== Supplied material ==

## Begin

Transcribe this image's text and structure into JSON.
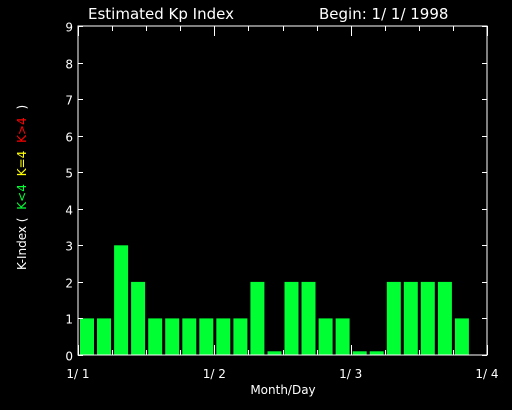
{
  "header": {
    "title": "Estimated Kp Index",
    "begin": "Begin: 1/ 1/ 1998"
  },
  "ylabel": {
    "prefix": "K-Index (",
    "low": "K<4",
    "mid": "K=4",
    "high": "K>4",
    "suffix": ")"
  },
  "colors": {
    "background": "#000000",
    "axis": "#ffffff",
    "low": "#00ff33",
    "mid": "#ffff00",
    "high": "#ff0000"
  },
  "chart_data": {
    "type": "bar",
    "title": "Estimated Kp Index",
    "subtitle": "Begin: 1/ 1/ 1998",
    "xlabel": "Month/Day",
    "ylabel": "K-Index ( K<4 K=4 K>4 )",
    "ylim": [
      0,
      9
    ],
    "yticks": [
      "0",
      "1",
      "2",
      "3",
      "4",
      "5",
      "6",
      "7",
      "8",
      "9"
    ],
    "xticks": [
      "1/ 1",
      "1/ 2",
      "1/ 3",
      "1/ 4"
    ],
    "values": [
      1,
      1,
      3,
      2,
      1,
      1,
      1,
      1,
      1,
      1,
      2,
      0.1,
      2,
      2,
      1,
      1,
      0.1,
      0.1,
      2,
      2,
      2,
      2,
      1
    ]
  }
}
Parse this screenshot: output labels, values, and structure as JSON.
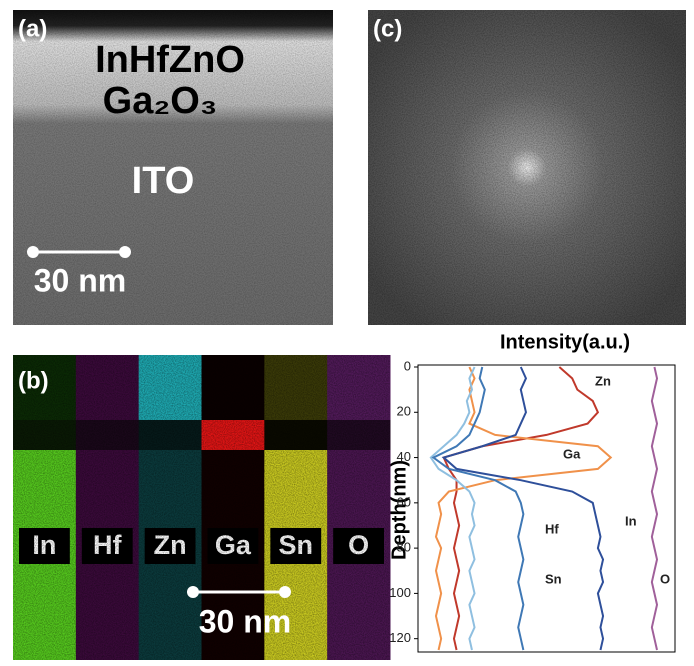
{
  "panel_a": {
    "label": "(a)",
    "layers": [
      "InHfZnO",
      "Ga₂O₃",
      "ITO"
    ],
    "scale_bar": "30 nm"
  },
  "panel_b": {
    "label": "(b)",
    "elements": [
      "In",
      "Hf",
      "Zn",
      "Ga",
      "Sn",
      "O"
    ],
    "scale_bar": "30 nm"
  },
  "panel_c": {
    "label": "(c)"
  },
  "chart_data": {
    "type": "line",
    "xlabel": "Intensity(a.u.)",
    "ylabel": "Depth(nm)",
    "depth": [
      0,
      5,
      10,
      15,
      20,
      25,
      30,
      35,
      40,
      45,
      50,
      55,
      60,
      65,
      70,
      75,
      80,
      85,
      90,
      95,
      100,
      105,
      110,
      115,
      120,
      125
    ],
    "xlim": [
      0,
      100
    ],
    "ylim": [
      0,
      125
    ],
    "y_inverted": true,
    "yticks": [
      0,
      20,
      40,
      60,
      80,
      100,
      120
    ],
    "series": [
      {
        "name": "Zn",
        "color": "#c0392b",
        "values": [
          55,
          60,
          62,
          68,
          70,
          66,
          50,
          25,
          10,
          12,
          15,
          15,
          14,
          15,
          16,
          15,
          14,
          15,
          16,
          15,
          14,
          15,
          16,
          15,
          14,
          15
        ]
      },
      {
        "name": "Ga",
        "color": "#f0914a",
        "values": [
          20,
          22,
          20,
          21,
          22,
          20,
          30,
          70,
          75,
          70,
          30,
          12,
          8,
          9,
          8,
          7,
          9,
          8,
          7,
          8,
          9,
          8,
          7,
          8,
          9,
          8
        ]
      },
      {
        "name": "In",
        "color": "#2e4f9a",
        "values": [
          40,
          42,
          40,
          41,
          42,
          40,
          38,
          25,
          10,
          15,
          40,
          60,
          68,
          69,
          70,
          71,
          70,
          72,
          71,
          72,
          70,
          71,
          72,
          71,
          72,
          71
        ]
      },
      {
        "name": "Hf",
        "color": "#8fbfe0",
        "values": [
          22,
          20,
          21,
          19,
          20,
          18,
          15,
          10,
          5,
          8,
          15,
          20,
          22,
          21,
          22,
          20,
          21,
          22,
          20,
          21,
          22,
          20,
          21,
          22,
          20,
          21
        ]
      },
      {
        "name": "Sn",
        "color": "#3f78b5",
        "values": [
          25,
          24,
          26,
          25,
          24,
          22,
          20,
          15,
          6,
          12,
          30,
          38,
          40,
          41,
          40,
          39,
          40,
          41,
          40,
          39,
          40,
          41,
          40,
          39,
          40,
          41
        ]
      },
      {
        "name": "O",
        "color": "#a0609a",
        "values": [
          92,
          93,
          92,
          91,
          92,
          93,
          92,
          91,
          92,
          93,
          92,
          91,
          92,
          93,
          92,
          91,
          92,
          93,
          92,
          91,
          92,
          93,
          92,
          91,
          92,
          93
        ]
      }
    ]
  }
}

## End

== Your task ==
From the listing above, return each line with the word "this".

== Reply to the task ==
Transcribe this image's text and structure into JSON.
Parse this screenshot: output labels, values, and structure as JSON.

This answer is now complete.